▸ Goal
Would you retype all of these records exactly?

--

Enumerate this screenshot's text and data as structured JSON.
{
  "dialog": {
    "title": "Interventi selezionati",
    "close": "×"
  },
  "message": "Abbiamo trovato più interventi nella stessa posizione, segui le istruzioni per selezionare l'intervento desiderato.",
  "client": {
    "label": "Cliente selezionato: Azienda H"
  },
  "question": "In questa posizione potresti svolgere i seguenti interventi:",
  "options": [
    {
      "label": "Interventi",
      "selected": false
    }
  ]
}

--

▸ Response to this task
Enumerate this screenshot's text and data as structured JSON.
{
  "dialog": {
    "title": "Interventi selezionati",
    "close": "×"
  },
  "message": "Abbiamo trovato più interventi nella stessa posizione, segui le istruzioni per selezionare l'intervento desiderato.",
  "client": {
    "label": "Cliente selezionato: Azienda H"
  },
  "question": "In questa posizione potresti svolgere i seguenti interventi:",
  "options": [
    {
      "label": "Interventi",
      "selected": false
    }
  ]
}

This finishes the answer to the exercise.